Description of the task:
Seek out every line containing the word "JSON", and copy each.
◇ ◇ ◇ ◇
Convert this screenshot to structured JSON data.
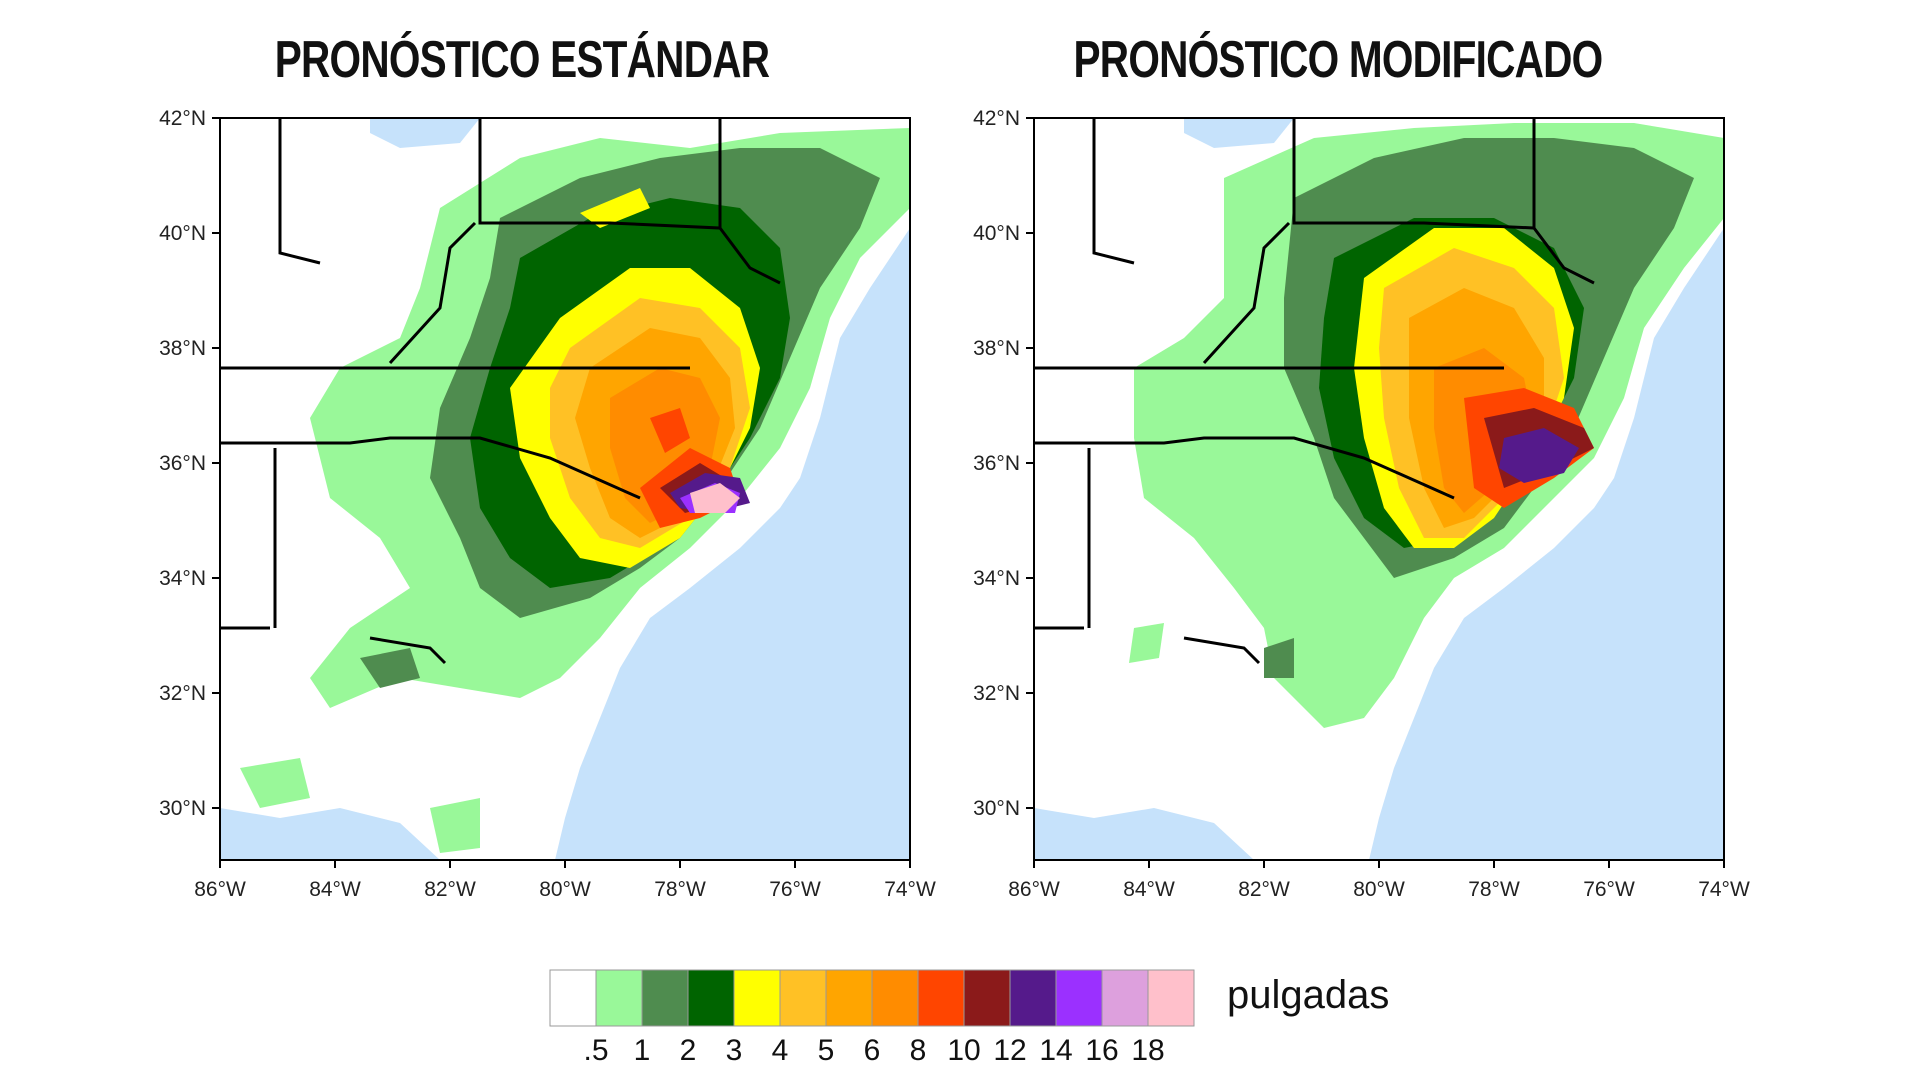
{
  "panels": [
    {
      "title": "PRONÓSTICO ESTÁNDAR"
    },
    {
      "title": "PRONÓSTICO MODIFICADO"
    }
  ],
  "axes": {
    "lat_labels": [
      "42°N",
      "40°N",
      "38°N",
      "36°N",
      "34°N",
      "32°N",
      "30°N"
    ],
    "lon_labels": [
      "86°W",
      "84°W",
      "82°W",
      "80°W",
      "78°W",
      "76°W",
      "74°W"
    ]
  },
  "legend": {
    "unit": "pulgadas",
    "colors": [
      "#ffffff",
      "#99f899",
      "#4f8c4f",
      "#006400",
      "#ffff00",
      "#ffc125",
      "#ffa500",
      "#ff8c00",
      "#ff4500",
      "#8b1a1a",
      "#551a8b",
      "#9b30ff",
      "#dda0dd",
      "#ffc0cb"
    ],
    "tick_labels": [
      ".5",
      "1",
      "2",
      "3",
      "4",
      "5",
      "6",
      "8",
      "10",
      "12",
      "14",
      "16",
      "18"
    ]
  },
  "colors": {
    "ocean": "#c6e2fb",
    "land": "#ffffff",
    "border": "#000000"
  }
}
◇ ◇ ◇ ◇
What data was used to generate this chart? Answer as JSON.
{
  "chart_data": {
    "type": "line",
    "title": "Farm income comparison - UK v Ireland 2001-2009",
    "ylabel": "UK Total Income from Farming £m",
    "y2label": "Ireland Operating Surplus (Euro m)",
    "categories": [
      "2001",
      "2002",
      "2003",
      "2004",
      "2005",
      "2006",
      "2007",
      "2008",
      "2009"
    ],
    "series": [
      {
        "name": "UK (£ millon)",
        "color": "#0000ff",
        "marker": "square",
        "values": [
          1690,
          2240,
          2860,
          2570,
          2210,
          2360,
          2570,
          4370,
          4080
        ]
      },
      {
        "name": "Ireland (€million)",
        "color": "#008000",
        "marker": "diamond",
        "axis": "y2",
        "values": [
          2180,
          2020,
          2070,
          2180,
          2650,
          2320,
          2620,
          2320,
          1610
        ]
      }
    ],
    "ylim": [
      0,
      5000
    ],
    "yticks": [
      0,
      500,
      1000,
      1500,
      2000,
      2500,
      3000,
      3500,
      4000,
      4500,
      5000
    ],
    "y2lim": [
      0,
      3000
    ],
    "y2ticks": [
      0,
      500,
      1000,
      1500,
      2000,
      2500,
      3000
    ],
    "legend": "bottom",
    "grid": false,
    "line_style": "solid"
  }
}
◇ ◇ ◇ ◇
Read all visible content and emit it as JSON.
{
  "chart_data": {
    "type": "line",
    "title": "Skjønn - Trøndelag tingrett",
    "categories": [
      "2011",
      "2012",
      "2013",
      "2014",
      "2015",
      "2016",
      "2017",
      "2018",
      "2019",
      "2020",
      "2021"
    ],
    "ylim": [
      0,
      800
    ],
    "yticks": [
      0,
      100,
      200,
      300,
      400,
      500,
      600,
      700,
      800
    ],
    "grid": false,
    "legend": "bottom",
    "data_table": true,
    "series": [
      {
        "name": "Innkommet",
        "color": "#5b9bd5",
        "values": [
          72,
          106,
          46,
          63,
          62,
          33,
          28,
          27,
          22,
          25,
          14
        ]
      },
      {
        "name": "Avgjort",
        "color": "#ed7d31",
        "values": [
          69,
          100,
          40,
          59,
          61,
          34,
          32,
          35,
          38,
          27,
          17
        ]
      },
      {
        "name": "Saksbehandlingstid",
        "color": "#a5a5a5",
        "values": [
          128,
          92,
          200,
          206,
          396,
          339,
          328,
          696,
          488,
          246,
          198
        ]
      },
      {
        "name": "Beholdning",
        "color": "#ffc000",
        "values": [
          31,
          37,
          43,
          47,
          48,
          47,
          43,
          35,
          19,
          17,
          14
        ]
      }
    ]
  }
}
◇ ◇ ◇ ◇
Reply to the exercise:
Convert this screenshot to structured JSON data.
What data was used to generate this chart? Answer as JSON.
Read all visible content and emit it as JSON.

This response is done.